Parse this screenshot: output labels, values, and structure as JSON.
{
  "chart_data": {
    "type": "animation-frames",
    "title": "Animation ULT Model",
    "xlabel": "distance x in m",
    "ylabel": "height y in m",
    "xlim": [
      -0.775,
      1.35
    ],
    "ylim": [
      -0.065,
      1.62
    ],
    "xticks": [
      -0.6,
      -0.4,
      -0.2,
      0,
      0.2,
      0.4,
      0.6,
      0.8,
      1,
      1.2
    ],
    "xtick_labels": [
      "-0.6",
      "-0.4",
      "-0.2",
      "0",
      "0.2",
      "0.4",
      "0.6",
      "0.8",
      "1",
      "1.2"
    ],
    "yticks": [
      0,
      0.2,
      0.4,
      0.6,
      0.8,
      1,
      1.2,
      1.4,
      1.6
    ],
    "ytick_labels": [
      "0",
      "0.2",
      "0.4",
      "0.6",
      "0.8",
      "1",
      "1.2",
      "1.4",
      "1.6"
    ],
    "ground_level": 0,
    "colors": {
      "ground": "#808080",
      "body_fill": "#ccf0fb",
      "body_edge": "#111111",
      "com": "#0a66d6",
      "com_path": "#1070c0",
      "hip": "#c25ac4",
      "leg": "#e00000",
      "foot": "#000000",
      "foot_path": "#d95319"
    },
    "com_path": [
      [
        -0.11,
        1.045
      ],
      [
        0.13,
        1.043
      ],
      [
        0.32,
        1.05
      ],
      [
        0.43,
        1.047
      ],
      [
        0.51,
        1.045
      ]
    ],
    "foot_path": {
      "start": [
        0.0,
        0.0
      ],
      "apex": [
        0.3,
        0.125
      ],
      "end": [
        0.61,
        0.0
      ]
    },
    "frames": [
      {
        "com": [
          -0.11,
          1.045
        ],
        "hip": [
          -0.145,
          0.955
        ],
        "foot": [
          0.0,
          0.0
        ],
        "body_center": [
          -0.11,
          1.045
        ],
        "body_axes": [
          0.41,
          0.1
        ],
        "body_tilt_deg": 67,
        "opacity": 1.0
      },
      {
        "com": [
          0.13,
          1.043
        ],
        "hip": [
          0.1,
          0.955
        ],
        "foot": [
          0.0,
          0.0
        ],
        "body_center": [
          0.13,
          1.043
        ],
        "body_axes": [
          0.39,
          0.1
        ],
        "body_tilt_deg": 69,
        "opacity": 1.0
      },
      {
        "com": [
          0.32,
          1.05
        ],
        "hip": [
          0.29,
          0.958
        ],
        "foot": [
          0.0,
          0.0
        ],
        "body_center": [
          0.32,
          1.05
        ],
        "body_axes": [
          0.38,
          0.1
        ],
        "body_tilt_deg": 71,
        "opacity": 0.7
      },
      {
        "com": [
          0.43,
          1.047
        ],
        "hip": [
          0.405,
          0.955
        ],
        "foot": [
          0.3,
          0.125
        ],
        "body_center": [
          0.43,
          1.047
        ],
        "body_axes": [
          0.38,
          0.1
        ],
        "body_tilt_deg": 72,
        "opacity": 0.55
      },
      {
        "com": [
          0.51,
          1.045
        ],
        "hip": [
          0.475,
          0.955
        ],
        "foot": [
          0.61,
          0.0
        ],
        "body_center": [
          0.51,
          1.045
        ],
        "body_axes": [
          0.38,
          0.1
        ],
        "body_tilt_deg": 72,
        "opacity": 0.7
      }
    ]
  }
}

***

### The request:
Repeat the entries shown above, every one, word for word.

### Response:
Parse this screenshot: output labels, values, and structure as JSON.
{
  "chart_data": {
    "type": "animation-frames",
    "title": "Animation ULT Model",
    "xlabel": "distance x in m",
    "ylabel": "height y in m",
    "xlim": [
      -0.775,
      1.35
    ],
    "ylim": [
      -0.065,
      1.62
    ],
    "xticks": [
      -0.6,
      -0.4,
      -0.2,
      0,
      0.2,
      0.4,
      0.6,
      0.8,
      1,
      1.2
    ],
    "xtick_labels": [
      "-0.6",
      "-0.4",
      "-0.2",
      "0",
      "0.2",
      "0.4",
      "0.6",
      "0.8",
      "1",
      "1.2"
    ],
    "yticks": [
      0,
      0.2,
      0.4,
      0.6,
      0.8,
      1,
      1.2,
      1.4,
      1.6
    ],
    "ytick_labels": [
      "0",
      "0.2",
      "0.4",
      "0.6",
      "0.8",
      "1",
      "1.2",
      "1.4",
      "1.6"
    ],
    "ground_level": 0,
    "colors": {
      "ground": "#808080",
      "body_fill": "#ccf0fb",
      "body_edge": "#111111",
      "com": "#0a66d6",
      "com_path": "#1070c0",
      "hip": "#c25ac4",
      "leg": "#e00000",
      "foot": "#000000",
      "foot_path": "#d95319"
    },
    "com_path": [
      [
        -0.11,
        1.045
      ],
      [
        0.13,
        1.043
      ],
      [
        0.32,
        1.05
      ],
      [
        0.43,
        1.047
      ],
      [
        0.51,
        1.045
      ]
    ],
    "foot_path": {
      "start": [
        0.0,
        0.0
      ],
      "apex": [
        0.3,
        0.125
      ],
      "end": [
        0.61,
        0.0
      ]
    },
    "frames": [
      {
        "com": [
          -0.11,
          1.045
        ],
        "hip": [
          -0.145,
          0.955
        ],
        "foot": [
          0.0,
          0.0
        ],
        "body_center": [
          -0.11,
          1.045
        ],
        "body_axes": [
          0.41,
          0.1
        ],
        "body_tilt_deg": 67,
        "opacity": 1.0
      },
      {
        "com": [
          0.13,
          1.043
        ],
        "hip": [
          0.1,
          0.955
        ],
        "foot": [
          0.0,
          0.0
        ],
        "body_center": [
          0.13,
          1.043
        ],
        "body_axes": [
          0.39,
          0.1
        ],
        "body_tilt_deg": 69,
        "opacity": 1.0
      },
      {
        "com": [
          0.32,
          1.05
        ],
        "hip": [
          0.29,
          0.958
        ],
        "foot": [
          0.0,
          0.0
        ],
        "body_center": [
          0.32,
          1.05
        ],
        "body_axes": [
          0.38,
          0.1
        ],
        "body_tilt_deg": 71,
        "opacity": 0.7
      },
      {
        "com": [
          0.43,
          1.047
        ],
        "hip": [
          0.405,
          0.955
        ],
        "foot": [
          0.3,
          0.125
        ],
        "body_center": [
          0.43,
          1.047
        ],
        "body_axes": [
          0.38,
          0.1
        ],
        "body_tilt_deg": 72,
        "opacity": 0.55
      },
      {
        "com": [
          0.51,
          1.045
        ],
        "hip": [
          0.475,
          0.955
        ],
        "foot": [
          0.61,
          0.0
        ],
        "body_center": [
          0.51,
          1.045
        ],
        "body_axes": [
          0.38,
          0.1
        ],
        "body_tilt_deg": 72,
        "opacity": 0.7
      }
    ]
  }
}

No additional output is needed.